'''

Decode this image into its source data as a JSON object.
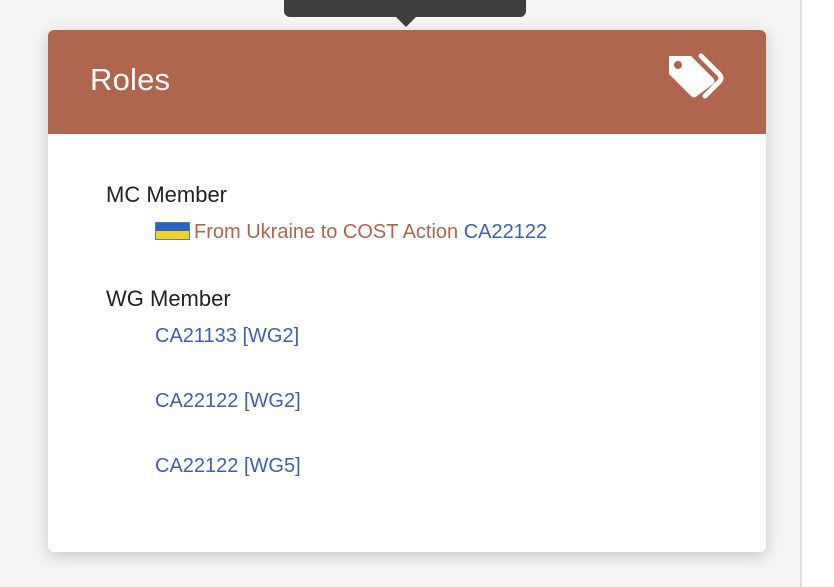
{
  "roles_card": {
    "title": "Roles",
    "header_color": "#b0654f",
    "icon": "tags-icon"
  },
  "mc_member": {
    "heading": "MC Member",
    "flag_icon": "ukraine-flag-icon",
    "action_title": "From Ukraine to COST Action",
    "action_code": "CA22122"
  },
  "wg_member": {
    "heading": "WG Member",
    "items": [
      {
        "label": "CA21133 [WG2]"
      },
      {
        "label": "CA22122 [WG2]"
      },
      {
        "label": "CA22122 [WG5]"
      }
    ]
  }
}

'''
'''

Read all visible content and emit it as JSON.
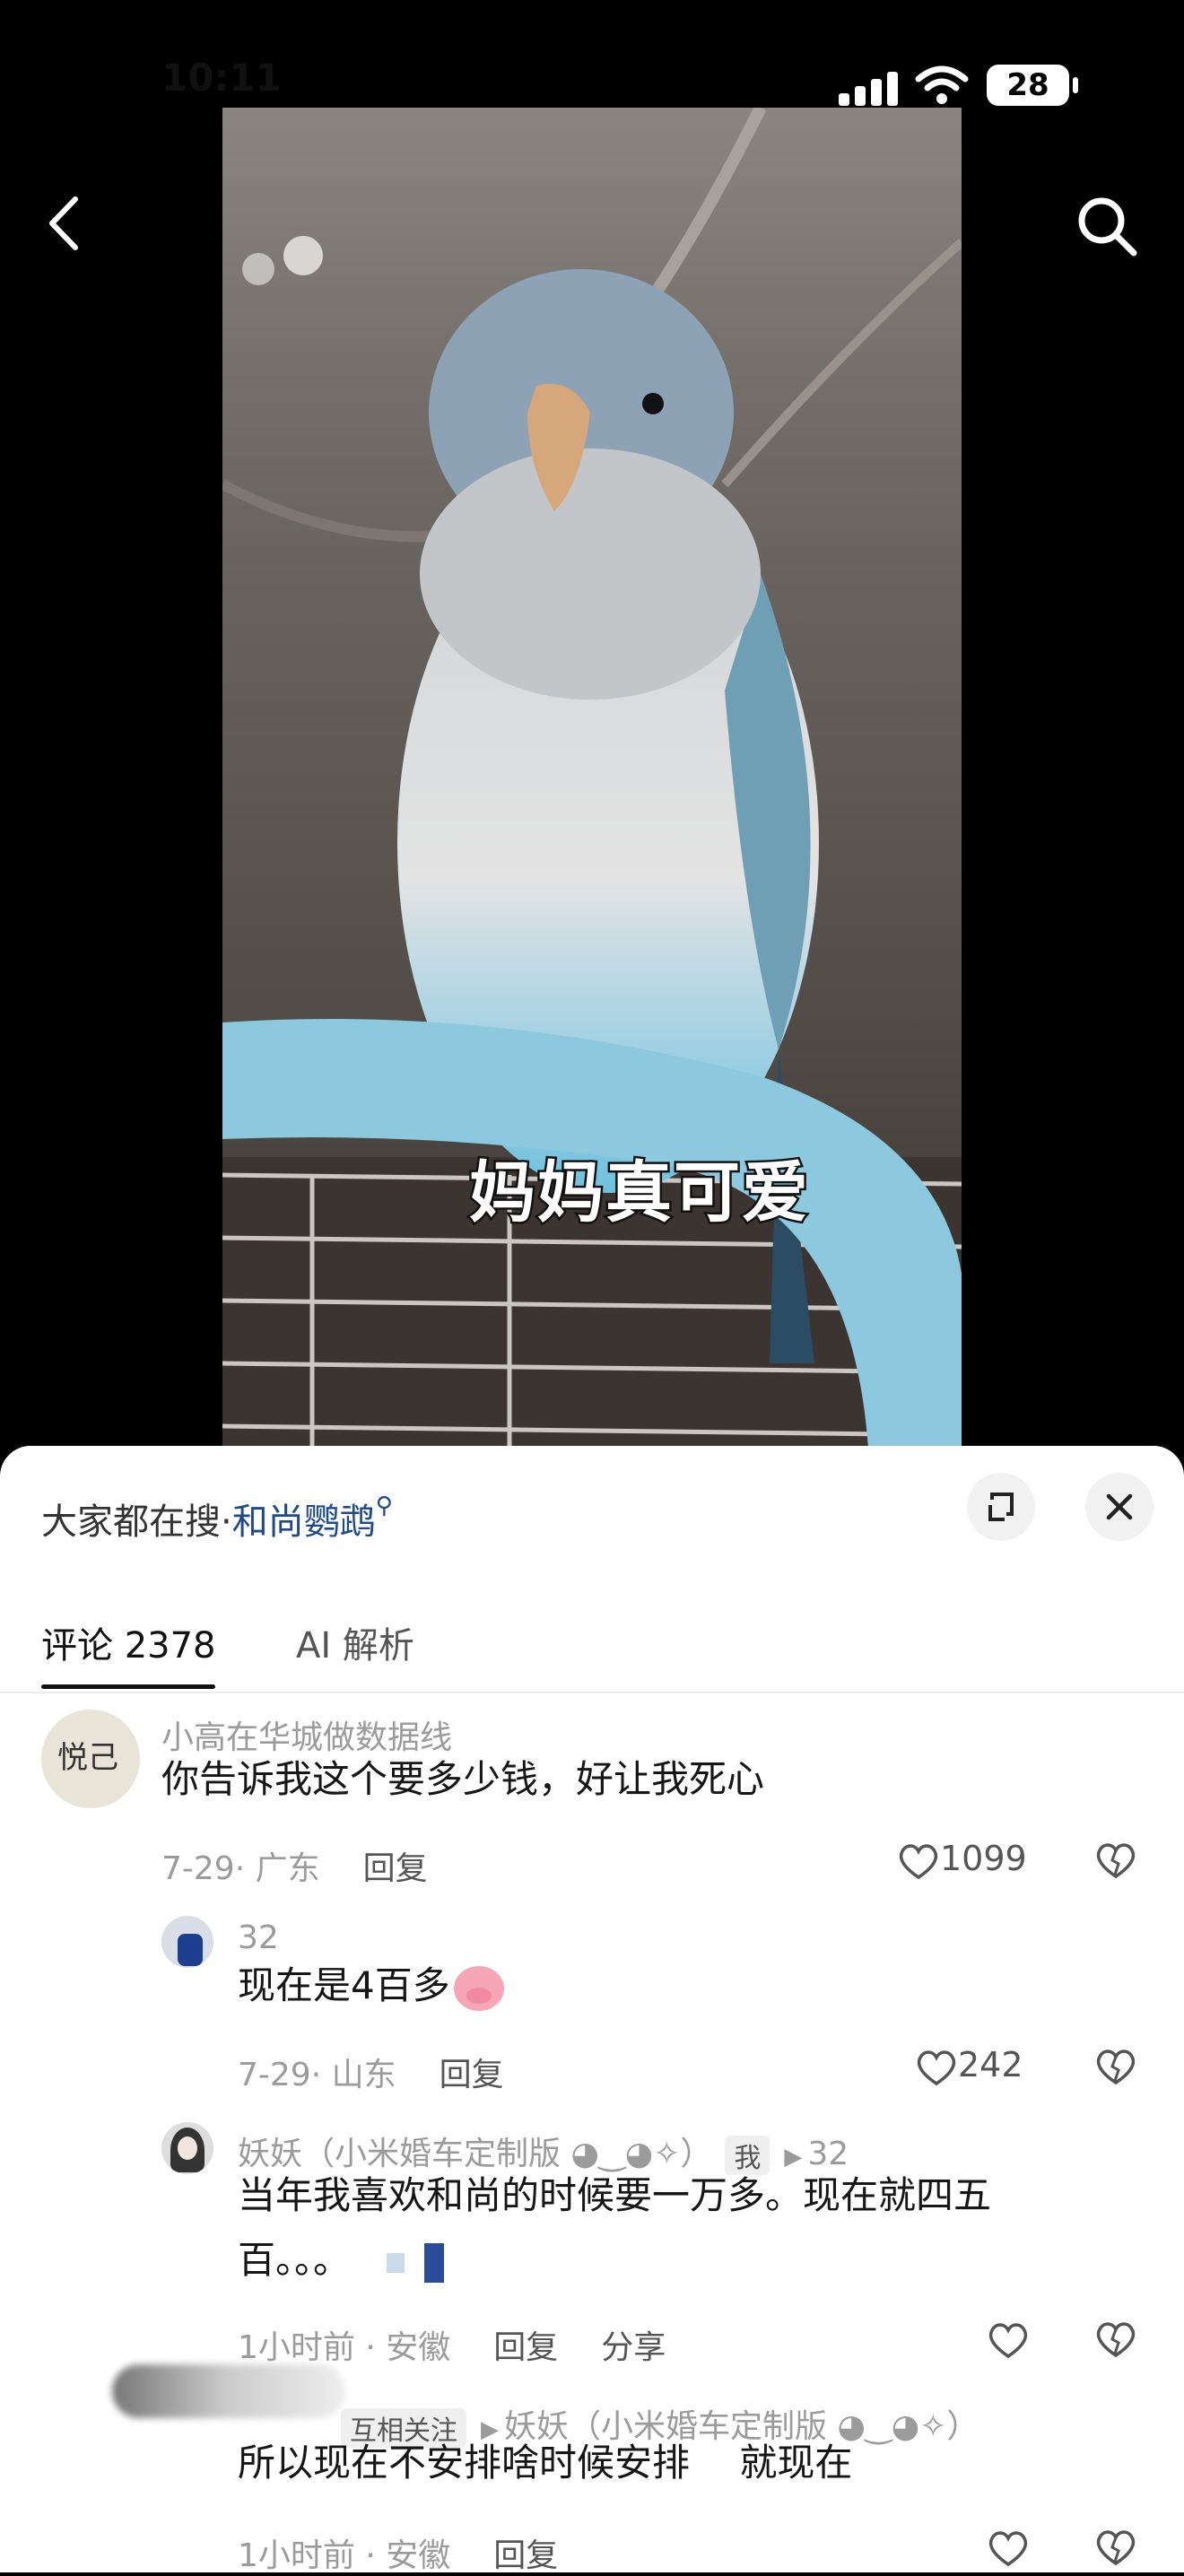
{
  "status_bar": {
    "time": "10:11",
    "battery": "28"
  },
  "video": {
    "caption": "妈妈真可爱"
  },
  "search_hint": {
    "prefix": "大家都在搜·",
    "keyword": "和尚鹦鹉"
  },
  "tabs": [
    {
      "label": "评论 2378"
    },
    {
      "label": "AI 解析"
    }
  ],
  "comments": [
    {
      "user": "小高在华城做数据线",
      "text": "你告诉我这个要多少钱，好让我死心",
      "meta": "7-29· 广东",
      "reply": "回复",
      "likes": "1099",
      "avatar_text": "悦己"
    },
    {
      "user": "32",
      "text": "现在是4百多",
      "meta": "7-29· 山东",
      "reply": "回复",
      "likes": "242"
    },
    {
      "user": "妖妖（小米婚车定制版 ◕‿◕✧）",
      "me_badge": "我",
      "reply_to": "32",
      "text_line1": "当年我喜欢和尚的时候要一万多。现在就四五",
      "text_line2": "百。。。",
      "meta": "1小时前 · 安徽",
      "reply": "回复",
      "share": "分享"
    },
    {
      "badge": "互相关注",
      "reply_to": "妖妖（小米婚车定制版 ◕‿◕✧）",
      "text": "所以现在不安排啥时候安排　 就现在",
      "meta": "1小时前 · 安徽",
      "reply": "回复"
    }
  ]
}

'''
'''

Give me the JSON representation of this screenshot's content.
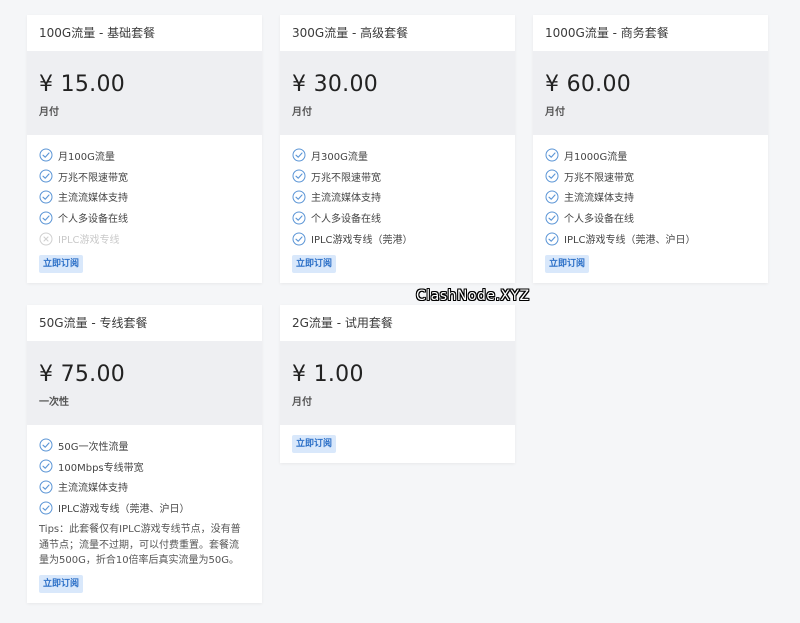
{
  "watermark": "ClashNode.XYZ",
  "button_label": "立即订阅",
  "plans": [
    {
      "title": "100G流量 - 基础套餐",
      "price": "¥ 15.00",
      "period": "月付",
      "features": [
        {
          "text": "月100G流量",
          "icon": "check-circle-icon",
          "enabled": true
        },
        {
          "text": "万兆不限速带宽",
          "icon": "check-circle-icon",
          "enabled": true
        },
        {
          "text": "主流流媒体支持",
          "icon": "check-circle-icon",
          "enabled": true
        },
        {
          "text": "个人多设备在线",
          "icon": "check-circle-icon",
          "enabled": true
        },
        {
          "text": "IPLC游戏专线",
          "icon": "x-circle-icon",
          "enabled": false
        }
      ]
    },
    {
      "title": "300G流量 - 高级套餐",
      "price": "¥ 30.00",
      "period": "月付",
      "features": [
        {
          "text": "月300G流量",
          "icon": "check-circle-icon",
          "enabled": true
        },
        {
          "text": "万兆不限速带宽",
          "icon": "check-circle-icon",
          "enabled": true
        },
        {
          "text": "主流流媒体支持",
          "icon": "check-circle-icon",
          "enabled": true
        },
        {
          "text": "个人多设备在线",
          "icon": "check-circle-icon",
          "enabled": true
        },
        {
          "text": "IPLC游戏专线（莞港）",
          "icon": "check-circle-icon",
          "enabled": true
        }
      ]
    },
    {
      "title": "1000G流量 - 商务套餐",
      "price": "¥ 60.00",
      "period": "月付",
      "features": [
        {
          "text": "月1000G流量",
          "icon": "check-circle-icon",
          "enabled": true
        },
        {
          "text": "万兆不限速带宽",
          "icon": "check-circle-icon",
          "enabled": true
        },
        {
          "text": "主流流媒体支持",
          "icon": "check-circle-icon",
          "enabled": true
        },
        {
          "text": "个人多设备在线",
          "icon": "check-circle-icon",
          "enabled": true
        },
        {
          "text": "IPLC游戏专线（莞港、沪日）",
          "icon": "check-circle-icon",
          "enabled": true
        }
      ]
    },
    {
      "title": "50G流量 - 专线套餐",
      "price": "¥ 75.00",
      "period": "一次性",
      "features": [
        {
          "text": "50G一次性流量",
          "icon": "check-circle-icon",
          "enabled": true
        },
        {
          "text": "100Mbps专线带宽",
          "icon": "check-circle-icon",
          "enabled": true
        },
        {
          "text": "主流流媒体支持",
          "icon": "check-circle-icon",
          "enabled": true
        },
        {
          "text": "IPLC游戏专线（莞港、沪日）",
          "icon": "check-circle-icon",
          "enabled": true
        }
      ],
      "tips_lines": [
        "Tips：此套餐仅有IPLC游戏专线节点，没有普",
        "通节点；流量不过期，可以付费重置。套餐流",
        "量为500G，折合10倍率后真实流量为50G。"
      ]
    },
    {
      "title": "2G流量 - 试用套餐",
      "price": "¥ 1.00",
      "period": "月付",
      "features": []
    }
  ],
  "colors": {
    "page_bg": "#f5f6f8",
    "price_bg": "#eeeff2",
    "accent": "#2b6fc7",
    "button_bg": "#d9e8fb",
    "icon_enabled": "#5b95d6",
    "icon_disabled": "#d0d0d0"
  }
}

'''

* DIRECTIONS: Find the word "user" in the records and pull out each line that has it.

* THE REPLY:
      "user": "小高在华城做数据线",
      "user": "32",
      "user": "妖妖（小米婚车定制版 ◕‿◕✧）",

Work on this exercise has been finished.